## Material
○ ○ ○ ○ ○ ○ ○

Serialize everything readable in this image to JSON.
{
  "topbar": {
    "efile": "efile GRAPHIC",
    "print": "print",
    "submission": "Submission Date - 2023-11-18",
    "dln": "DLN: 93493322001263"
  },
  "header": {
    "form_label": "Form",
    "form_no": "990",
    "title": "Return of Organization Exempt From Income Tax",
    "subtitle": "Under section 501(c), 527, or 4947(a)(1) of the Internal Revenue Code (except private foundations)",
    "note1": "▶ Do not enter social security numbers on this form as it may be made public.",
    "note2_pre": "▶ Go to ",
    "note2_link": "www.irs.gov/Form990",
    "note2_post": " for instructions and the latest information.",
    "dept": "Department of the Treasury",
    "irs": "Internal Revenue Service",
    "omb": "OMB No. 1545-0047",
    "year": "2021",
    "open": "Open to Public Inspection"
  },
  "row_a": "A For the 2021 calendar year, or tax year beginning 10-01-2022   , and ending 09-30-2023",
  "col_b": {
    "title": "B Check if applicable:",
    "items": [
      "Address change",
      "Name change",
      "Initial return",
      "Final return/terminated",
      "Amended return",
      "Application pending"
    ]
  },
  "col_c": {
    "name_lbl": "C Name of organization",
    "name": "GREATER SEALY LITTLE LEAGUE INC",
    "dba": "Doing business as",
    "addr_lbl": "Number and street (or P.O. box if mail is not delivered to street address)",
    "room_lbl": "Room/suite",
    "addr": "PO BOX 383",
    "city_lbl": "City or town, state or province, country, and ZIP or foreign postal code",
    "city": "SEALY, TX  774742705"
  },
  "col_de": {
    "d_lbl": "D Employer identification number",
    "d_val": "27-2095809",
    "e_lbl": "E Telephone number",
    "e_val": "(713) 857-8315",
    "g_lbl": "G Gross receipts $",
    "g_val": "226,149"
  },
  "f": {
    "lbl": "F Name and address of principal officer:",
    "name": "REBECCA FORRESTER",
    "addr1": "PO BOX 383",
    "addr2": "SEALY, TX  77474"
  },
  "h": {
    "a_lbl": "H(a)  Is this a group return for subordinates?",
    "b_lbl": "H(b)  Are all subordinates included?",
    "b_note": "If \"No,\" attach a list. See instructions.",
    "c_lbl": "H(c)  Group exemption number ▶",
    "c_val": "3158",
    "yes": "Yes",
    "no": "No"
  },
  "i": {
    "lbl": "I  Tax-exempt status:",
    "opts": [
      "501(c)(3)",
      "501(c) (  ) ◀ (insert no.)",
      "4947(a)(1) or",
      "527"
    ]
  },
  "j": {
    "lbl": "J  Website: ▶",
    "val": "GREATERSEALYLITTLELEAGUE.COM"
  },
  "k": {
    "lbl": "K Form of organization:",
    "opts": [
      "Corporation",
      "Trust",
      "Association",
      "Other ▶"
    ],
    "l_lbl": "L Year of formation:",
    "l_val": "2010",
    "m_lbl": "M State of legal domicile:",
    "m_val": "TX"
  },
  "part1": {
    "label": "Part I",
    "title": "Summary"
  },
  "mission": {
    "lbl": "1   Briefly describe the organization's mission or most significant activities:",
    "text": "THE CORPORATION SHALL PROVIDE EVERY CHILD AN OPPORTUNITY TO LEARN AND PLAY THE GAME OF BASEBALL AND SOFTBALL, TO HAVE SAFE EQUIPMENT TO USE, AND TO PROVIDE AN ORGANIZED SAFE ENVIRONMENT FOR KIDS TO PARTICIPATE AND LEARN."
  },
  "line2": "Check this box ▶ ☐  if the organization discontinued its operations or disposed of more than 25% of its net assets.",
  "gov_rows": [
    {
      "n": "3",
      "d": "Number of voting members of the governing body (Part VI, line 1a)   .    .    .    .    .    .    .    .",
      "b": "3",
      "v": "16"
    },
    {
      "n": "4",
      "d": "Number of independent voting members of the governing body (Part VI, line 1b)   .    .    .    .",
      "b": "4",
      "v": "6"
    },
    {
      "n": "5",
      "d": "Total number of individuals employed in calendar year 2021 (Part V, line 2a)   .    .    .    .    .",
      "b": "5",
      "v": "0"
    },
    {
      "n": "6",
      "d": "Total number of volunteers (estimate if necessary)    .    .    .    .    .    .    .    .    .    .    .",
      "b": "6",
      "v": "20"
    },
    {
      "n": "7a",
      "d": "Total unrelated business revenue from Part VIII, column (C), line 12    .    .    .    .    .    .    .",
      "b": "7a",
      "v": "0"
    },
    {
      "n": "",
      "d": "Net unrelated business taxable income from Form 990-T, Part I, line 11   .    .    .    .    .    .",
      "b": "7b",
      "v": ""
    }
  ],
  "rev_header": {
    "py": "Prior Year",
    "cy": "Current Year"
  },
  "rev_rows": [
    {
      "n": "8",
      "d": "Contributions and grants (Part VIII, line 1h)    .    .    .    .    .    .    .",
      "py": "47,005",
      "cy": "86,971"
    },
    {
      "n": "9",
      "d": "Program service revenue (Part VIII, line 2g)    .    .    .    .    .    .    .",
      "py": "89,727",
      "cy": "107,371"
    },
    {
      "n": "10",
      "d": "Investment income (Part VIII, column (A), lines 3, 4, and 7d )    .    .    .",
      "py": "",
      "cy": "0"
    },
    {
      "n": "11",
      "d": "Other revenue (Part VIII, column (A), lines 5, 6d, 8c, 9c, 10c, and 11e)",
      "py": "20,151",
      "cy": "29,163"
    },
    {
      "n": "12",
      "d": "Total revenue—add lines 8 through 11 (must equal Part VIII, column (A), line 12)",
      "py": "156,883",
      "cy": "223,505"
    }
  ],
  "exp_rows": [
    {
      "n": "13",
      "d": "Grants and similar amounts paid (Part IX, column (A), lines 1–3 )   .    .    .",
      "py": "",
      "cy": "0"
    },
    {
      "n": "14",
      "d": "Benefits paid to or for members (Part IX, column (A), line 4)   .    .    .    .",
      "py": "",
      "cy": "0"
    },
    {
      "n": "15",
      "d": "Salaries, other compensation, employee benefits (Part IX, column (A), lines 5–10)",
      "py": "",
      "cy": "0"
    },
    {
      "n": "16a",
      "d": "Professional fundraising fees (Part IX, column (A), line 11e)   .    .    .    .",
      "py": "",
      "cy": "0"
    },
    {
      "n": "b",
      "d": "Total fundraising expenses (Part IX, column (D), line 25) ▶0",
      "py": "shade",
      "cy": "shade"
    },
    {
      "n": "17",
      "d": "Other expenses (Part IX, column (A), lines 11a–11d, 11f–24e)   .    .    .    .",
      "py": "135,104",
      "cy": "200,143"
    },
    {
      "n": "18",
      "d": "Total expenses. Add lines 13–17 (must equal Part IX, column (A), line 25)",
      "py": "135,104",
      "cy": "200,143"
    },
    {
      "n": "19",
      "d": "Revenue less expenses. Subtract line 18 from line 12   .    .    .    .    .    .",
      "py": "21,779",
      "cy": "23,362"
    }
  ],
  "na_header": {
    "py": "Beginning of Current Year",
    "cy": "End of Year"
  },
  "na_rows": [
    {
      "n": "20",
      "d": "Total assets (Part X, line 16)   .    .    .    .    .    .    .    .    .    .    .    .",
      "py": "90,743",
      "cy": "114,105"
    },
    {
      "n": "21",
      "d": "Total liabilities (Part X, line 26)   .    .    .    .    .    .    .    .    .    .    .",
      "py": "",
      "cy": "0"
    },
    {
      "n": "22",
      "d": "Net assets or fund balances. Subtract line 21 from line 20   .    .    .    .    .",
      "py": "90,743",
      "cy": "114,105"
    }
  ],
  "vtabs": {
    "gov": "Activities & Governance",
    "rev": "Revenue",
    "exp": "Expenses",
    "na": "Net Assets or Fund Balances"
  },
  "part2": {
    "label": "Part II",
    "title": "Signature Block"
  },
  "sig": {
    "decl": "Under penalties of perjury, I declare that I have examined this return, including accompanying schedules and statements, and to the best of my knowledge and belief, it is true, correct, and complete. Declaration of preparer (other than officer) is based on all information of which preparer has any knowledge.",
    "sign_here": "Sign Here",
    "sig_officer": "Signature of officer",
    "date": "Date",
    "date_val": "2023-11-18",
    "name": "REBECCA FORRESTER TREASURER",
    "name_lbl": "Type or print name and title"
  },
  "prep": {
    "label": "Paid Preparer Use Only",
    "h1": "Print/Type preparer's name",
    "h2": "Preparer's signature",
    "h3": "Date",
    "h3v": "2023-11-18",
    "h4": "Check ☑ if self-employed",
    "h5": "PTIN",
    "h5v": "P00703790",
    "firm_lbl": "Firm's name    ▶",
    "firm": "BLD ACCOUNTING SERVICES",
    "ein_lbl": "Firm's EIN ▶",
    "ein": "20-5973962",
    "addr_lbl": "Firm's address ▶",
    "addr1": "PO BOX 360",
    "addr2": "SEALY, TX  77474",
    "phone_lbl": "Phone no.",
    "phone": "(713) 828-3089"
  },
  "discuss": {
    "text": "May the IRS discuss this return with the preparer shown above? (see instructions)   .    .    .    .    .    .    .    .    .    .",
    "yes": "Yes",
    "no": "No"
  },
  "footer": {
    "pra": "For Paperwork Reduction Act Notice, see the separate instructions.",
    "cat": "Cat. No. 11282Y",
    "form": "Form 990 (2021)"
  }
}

○ ○ ○ ○ ○ ○ ○

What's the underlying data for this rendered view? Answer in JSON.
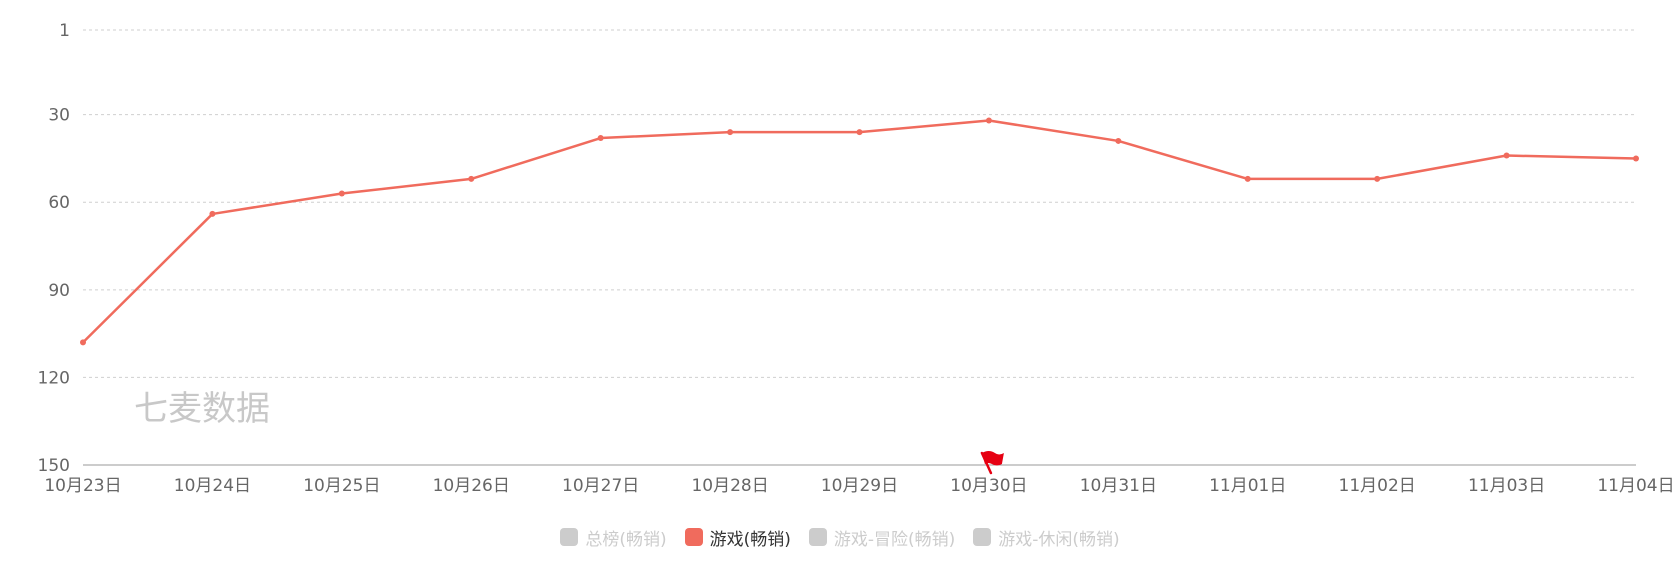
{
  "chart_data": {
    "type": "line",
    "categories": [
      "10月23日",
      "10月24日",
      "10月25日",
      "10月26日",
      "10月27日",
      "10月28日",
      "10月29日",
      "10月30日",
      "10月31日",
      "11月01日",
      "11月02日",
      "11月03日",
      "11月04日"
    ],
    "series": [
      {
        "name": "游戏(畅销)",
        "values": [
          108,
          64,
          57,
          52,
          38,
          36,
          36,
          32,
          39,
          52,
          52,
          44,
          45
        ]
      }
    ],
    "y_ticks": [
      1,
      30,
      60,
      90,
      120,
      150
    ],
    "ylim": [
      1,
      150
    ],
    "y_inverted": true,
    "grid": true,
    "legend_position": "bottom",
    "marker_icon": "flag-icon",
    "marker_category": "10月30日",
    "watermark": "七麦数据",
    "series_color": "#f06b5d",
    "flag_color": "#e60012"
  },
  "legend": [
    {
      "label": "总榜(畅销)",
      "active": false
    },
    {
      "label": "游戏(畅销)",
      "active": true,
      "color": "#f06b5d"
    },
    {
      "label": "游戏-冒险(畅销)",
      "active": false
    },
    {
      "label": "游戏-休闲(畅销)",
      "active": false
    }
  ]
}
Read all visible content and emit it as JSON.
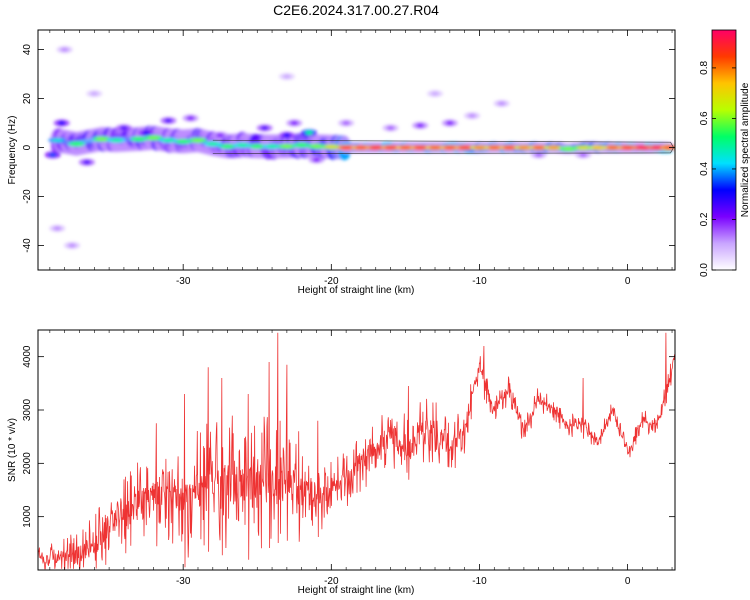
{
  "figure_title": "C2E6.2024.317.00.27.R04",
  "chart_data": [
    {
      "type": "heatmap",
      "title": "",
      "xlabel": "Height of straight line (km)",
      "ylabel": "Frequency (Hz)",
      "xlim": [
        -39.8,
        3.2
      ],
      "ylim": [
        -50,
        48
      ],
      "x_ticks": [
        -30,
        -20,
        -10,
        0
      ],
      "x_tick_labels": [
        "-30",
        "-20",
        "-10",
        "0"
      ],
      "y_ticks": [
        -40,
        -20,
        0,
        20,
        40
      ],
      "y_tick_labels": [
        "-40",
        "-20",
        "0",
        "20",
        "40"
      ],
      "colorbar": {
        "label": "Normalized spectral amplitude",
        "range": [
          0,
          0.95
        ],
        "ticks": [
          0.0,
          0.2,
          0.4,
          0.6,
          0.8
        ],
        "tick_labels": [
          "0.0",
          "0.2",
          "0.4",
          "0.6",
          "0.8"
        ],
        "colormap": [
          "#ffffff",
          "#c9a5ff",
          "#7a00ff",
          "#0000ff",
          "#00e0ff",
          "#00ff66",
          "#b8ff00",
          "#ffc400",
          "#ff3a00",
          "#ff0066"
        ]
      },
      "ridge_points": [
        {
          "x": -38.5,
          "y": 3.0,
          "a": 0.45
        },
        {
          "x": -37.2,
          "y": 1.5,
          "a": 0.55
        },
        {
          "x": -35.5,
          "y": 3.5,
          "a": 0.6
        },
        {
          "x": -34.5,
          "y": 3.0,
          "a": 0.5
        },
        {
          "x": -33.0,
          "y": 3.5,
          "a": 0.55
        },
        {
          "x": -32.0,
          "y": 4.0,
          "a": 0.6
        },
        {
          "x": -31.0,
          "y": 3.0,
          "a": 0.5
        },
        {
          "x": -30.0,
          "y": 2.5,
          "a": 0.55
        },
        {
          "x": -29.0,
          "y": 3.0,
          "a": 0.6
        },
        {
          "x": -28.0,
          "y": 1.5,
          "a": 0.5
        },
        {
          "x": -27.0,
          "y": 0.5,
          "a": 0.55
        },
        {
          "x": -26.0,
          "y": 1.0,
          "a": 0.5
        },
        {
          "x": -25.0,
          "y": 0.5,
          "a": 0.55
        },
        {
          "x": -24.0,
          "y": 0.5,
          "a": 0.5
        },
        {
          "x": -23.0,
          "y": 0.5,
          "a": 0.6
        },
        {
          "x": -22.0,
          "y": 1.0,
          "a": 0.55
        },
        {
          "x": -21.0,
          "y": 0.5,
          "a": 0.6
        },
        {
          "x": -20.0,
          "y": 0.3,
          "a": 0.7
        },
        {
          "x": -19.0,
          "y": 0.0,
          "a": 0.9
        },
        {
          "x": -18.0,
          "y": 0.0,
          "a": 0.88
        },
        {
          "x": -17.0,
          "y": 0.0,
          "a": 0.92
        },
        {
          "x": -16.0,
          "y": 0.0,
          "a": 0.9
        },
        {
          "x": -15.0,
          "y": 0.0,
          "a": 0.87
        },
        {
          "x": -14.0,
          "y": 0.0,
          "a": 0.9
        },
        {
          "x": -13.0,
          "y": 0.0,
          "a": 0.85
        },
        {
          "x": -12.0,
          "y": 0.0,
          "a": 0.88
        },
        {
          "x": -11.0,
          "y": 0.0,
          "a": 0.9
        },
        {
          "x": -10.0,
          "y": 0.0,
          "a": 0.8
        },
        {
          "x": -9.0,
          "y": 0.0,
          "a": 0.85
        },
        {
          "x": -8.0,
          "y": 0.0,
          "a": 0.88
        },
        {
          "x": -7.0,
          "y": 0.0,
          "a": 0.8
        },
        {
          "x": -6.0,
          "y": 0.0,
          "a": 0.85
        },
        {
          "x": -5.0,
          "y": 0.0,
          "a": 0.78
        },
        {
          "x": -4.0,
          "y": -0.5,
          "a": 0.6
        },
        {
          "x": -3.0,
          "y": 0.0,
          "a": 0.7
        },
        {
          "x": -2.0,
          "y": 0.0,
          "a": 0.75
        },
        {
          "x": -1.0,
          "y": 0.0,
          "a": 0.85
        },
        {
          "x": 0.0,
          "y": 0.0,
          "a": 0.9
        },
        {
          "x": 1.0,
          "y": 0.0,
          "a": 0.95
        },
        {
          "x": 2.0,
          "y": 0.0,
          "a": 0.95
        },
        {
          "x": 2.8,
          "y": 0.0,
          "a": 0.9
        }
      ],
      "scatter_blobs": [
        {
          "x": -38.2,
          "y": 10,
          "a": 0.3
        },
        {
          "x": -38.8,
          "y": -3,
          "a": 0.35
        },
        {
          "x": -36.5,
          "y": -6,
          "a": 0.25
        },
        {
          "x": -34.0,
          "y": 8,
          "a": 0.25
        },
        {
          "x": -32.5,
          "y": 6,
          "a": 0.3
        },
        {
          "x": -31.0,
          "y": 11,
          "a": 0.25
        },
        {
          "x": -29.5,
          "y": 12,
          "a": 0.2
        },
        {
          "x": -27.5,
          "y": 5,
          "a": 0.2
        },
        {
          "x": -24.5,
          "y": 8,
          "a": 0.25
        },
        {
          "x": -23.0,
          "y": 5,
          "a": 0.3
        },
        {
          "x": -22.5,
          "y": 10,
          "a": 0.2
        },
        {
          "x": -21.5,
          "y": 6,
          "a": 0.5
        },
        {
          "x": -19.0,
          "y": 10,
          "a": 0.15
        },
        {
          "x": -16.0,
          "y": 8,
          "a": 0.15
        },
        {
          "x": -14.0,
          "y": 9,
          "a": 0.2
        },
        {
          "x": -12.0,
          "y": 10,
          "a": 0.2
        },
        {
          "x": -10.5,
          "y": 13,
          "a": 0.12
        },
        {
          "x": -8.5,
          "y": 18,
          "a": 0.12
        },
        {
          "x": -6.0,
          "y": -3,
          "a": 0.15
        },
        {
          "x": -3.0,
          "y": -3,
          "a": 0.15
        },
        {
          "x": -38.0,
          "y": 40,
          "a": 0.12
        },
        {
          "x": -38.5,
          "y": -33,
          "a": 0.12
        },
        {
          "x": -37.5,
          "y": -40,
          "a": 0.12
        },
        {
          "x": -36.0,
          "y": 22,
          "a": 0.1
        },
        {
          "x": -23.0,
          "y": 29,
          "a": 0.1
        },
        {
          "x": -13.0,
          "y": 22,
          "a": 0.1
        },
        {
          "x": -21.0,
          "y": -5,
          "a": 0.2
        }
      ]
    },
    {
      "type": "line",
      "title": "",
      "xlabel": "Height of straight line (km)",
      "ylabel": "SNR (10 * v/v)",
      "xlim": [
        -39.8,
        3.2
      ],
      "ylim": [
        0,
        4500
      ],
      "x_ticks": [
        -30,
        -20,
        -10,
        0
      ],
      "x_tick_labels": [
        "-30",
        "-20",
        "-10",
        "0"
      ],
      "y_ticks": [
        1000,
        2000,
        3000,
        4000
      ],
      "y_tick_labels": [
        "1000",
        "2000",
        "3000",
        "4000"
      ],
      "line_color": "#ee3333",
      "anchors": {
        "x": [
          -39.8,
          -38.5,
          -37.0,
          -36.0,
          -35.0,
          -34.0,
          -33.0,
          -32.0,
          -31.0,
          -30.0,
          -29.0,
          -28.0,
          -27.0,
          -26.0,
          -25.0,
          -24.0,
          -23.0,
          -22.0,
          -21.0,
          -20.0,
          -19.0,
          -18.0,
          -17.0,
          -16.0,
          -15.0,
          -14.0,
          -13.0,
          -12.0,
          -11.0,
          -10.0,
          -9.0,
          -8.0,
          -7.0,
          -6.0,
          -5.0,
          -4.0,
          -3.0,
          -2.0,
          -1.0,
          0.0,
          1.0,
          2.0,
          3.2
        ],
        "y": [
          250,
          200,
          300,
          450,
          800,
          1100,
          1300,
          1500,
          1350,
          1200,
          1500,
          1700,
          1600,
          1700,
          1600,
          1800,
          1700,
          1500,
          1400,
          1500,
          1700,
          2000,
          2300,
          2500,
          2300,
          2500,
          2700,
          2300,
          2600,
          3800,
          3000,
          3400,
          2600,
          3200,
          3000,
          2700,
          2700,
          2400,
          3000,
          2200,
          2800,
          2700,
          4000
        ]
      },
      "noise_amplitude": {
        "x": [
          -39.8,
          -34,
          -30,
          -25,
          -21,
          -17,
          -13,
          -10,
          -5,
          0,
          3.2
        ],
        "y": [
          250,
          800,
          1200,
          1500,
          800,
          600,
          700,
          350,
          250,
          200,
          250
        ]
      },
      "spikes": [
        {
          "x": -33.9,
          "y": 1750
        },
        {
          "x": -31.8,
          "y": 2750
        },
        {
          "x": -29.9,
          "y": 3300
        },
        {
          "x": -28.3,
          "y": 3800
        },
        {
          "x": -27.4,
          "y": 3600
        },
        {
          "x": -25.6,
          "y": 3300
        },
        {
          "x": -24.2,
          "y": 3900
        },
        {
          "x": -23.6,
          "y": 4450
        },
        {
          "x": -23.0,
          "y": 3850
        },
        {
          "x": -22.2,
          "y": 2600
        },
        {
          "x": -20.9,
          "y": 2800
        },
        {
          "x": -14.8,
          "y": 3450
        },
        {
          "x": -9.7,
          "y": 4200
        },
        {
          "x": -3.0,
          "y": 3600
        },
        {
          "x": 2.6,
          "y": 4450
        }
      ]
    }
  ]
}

○ ○ ○ ○ ○ ○ ○

## Given problem
The records are above. How many lines in them contain the word "subordinates"? Give the number alone.

## Result for this exercise
2